◆ **Instructions to follow**: Where a line contains the string "marker", copy that line.

-.-.-

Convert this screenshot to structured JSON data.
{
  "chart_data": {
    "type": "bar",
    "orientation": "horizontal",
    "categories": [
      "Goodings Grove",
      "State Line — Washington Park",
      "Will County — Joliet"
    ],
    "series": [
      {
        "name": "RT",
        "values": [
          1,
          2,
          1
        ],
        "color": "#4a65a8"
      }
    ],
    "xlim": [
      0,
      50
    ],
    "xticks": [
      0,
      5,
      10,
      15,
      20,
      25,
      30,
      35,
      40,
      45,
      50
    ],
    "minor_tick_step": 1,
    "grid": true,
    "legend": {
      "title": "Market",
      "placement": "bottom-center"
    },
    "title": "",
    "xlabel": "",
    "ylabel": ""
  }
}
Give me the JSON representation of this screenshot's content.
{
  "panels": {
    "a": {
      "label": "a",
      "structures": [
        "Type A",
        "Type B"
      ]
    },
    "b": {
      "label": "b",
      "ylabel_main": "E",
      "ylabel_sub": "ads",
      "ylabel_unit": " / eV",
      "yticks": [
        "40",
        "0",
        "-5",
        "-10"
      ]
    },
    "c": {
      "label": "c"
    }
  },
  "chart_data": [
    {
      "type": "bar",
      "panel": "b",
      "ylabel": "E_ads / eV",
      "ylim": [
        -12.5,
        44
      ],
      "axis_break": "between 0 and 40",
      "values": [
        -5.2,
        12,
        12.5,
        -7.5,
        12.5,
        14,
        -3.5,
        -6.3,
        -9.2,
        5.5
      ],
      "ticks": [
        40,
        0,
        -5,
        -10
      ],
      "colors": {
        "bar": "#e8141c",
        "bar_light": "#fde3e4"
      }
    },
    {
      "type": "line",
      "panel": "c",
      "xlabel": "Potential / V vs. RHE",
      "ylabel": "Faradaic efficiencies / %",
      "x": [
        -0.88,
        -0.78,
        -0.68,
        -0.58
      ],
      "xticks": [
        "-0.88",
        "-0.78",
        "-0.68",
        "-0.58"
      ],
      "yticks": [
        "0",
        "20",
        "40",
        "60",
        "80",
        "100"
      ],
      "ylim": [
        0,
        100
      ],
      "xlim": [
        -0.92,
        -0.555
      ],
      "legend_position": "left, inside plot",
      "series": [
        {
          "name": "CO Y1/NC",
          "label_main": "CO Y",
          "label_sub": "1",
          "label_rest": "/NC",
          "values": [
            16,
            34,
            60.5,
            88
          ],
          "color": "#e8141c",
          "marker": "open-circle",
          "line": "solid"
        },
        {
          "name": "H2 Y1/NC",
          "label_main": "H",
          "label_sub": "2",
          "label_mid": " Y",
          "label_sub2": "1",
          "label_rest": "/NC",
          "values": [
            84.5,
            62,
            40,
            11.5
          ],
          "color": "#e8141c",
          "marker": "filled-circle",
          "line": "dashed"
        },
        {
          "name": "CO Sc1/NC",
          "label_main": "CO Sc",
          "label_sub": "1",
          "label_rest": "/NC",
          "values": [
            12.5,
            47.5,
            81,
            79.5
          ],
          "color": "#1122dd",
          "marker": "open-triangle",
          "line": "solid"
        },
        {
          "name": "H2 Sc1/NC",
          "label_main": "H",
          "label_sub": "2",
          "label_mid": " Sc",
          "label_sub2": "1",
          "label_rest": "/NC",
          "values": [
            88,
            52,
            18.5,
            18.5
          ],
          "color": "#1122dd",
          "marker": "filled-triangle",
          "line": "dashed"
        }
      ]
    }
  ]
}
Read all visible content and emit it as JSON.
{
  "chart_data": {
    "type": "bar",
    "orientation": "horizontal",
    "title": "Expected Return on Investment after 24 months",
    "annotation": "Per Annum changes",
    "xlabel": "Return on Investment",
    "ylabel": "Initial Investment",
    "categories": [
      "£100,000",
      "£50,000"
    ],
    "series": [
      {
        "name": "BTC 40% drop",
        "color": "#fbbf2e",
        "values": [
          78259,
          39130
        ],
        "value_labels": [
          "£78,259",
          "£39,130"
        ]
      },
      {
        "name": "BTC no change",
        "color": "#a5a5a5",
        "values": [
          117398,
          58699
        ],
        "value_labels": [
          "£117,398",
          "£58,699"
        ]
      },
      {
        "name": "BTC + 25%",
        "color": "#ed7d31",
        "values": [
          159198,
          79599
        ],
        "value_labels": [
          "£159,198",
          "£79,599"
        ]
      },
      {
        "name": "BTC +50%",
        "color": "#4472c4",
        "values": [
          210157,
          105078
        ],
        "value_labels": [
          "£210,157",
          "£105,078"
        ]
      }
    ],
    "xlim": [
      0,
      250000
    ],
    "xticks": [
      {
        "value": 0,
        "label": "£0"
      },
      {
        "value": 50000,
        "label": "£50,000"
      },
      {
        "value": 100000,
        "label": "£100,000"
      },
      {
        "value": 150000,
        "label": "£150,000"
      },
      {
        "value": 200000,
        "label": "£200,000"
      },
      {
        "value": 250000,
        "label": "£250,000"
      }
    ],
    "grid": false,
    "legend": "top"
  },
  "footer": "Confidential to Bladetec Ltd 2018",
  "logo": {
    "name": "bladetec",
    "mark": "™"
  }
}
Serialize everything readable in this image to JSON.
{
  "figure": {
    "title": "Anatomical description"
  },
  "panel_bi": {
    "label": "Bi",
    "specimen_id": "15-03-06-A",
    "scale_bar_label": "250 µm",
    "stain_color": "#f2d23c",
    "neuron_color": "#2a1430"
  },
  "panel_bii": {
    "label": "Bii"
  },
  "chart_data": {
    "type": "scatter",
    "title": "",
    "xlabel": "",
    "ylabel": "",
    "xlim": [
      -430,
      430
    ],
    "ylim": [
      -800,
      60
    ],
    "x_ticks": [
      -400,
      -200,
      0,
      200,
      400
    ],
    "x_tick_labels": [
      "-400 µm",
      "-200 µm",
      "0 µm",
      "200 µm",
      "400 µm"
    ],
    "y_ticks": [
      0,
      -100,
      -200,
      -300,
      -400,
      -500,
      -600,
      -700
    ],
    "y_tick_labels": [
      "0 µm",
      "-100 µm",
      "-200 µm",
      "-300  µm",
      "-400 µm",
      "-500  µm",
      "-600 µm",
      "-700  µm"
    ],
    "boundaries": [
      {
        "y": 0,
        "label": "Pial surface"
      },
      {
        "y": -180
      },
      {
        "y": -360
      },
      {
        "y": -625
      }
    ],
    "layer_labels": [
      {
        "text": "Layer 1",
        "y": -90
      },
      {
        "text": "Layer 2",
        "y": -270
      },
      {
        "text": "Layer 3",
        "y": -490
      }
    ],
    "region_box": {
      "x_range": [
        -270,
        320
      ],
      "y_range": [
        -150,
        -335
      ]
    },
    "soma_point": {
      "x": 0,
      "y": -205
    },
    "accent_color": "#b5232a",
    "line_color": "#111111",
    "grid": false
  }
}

-.-.-

◆ **Result of this task**:
          "marker": "open-circle",
          "marker": "filled-circle",
          "marker": "open-triangle",
          "marker": "filled-triangle",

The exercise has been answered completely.